→ **WRITTEN PROBLEM**
Starting with the line that contains "Patent image size: (1012, 931)." and going on through the line that contains "The x-direction 18 is at (530, 169).", write those lines out again with "desired point" swapped for "target point" and nothing else altered.
►
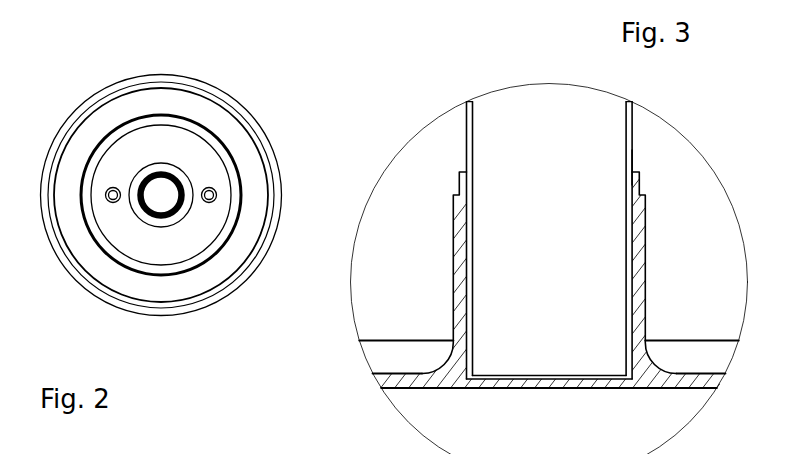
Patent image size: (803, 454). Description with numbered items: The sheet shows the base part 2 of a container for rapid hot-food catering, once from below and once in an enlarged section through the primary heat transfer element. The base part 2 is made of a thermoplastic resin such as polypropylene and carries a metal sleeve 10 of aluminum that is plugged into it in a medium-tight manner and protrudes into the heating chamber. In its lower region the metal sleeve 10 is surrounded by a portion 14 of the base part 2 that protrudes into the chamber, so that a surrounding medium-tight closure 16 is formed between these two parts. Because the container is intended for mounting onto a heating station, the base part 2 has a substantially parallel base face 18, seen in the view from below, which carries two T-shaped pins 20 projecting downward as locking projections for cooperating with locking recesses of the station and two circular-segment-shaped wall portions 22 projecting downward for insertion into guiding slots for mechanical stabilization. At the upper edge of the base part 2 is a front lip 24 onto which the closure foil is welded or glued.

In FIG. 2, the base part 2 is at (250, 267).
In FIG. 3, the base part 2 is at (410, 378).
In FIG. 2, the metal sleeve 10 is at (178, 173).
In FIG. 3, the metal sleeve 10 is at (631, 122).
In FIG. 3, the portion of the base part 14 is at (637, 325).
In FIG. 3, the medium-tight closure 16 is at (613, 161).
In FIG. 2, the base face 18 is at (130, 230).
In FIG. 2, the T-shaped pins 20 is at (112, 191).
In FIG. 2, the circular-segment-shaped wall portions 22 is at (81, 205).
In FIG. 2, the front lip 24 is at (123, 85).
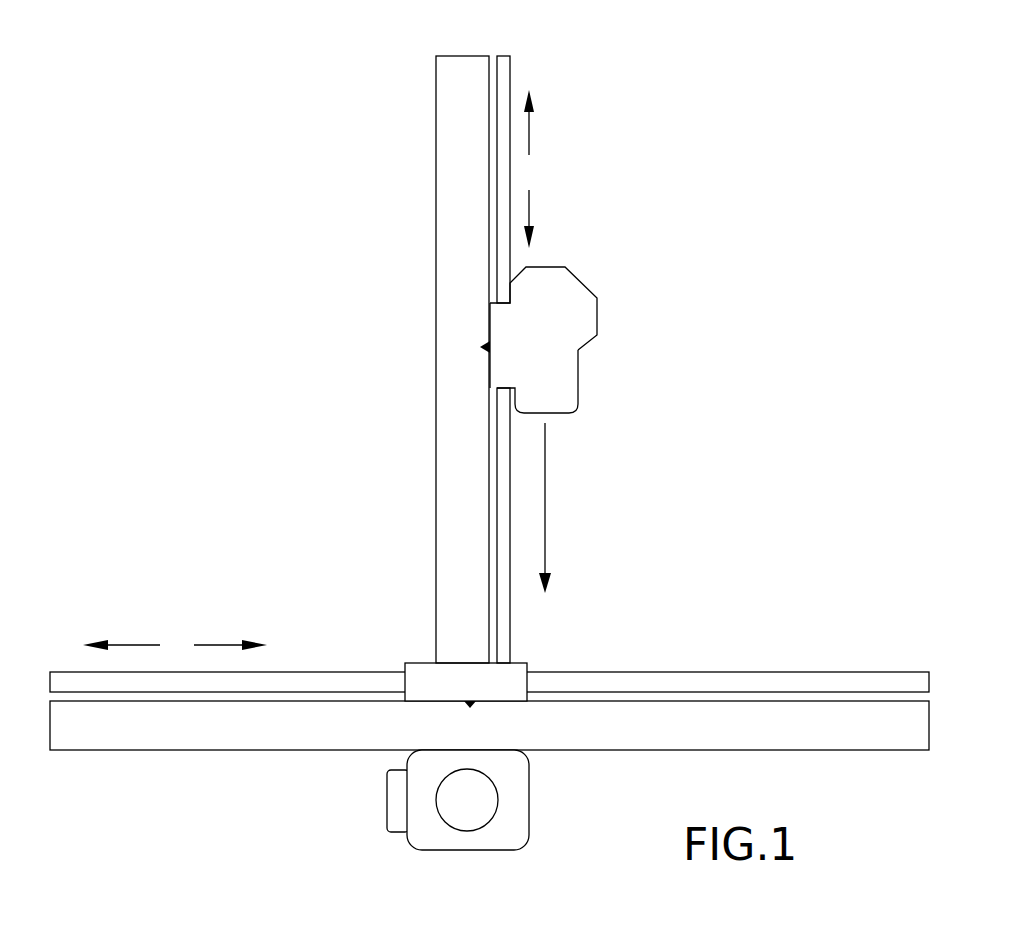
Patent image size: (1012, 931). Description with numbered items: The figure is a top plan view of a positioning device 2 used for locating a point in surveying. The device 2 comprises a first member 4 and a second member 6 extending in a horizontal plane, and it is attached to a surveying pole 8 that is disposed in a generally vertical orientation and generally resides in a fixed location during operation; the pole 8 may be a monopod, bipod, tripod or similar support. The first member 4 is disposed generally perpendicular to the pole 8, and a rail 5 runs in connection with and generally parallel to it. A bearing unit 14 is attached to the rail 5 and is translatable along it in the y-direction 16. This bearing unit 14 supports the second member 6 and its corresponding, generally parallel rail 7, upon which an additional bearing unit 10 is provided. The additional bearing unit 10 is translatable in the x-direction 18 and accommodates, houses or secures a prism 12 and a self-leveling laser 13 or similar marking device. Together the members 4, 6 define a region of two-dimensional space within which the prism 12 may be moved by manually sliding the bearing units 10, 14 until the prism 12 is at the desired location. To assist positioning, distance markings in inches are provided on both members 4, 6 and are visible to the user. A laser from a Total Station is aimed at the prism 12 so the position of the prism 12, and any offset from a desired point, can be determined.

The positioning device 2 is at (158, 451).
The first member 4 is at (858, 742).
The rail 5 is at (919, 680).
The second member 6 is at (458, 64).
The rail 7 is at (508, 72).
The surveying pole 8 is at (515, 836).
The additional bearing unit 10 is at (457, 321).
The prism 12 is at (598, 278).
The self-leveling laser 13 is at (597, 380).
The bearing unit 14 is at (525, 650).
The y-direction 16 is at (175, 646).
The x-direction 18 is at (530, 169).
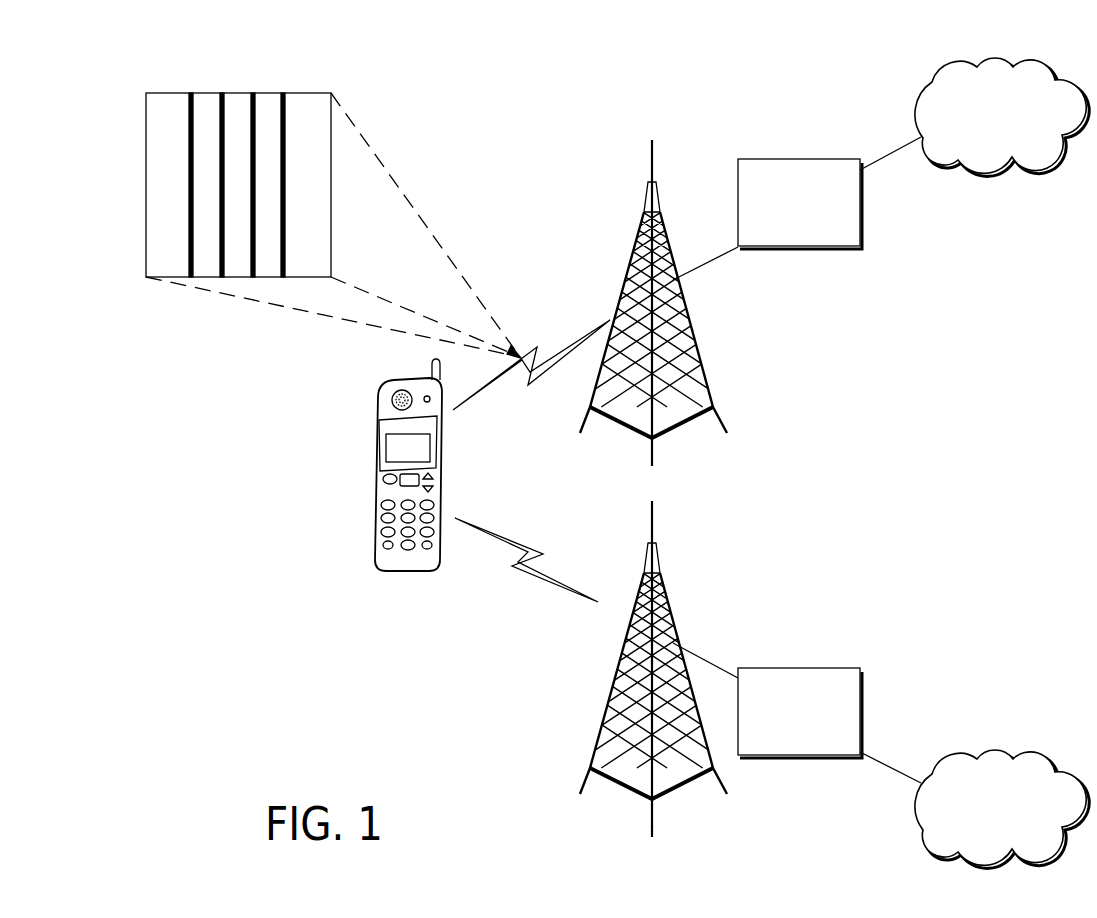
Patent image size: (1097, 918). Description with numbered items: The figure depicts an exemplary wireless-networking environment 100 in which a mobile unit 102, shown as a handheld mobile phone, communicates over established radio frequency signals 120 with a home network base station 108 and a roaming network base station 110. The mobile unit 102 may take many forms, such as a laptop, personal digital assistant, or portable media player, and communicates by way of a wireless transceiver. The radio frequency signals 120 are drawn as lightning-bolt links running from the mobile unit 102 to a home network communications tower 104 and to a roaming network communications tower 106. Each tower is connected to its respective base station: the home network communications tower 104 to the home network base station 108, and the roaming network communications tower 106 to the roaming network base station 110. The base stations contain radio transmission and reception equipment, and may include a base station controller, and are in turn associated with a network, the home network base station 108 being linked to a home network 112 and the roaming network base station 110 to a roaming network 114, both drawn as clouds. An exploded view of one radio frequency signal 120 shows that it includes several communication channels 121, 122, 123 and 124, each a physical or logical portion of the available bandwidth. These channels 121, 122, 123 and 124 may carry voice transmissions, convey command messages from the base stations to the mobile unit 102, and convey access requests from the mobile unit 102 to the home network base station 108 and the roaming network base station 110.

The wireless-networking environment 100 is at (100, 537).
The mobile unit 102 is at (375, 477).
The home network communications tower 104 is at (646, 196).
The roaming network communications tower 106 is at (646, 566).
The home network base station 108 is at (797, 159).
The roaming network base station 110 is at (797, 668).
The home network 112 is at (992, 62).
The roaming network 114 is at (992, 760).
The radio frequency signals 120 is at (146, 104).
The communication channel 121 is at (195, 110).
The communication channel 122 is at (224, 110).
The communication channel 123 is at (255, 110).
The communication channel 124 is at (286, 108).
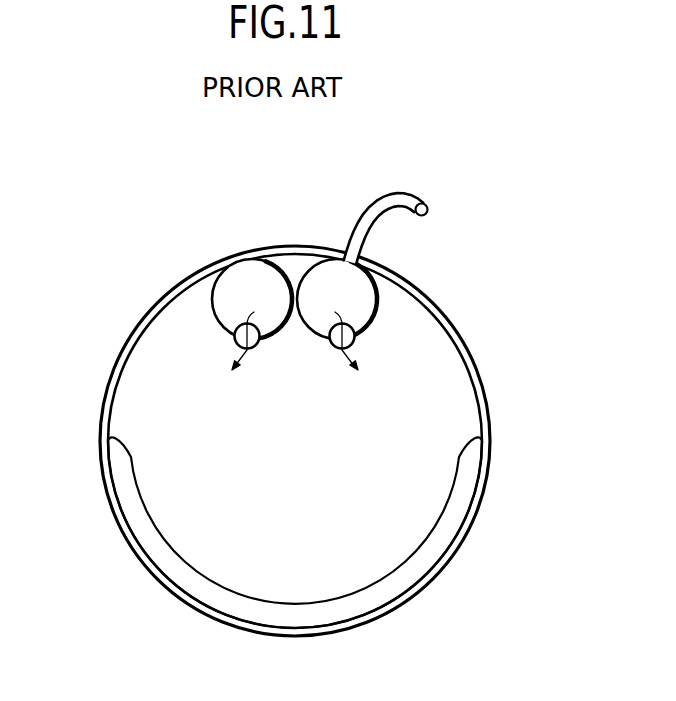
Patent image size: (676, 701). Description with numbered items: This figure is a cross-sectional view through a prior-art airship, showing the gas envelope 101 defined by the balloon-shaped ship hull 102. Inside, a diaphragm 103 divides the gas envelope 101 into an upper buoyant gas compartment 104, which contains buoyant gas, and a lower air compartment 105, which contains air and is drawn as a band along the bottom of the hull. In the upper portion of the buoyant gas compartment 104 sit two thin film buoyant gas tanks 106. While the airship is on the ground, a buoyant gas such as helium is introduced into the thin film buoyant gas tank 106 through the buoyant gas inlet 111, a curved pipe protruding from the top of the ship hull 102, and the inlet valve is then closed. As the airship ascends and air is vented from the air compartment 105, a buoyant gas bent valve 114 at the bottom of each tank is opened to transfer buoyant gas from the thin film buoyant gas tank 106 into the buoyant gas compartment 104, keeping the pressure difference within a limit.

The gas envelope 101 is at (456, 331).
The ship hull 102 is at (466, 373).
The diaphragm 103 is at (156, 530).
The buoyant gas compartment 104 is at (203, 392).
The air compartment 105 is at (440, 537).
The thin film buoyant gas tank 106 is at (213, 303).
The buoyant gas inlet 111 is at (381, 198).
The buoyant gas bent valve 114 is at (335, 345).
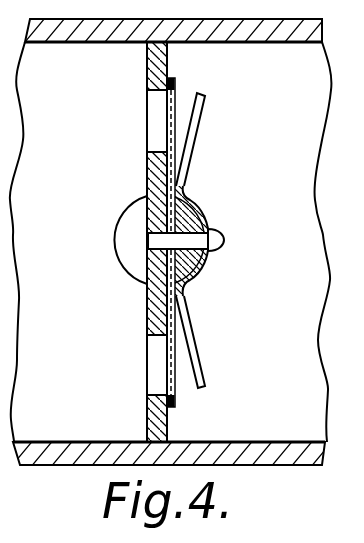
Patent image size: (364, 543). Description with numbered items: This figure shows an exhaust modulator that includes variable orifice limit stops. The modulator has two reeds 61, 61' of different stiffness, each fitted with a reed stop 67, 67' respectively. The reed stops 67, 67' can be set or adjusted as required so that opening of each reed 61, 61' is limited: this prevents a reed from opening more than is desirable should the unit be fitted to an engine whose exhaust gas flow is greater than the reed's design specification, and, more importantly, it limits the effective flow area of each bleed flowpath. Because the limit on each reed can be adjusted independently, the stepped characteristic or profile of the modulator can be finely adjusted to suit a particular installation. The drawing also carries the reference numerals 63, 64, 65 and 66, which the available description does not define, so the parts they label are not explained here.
◄
→ **REPLY TO THE EXERCISE**
Patent image size: (1012, 931). Description with numbered items: The figure is a top plan view of a positioning device 2 used for locating a point in surveying. The device 2 comprises a first member 4 and a second member 6 extending in a horizontal plane, and it is attached to a surveying pole 8 that is disposed in a generally vertical orientation and generally resides in a fixed location during operation; the pole 8 may be a monopod, bipod, tripod or similar support. The first member 4 is disposed generally perpendicular to the pole 8, and a rail 5 runs in connection with and generally parallel to it. A bearing unit 14 is attached to the rail 5 and is translatable along it in the y-direction 16. This bearing unit 14 supports the second member 6 and its corresponding, generally parallel rail 7, upon which an additional bearing unit 10 is provided. The additional bearing unit 10 is translatable in the x-direction 18 and accommodates, houses or secures a prism 12 and a self-leveling laser 13 or similar marking device. Together the members 4, 6 define a region of two-dimensional space within which the prism 12 may be moved by manually sliding the bearing units 10, 14 until the prism 12 is at the desired location. To assist positioning, distance markings in inches are provided on both members 4, 6 and are visible to the user. A laser from a Total Station is aimed at the prism 12 so the position of the prism 12, and any offset from a target point, can be determined.

The positioning device 2 is at (158, 451).
The first member 4 is at (858, 742).
The rail 5 is at (919, 680).
The second member 6 is at (458, 64).
The rail 7 is at (508, 72).
The surveying pole 8 is at (515, 836).
The additional bearing unit 10 is at (457, 321).
The prism 12 is at (598, 278).
The self-leveling laser 13 is at (597, 380).
The bearing unit 14 is at (525, 650).
The y-direction 16 is at (175, 646).
The x-direction 18 is at (530, 169).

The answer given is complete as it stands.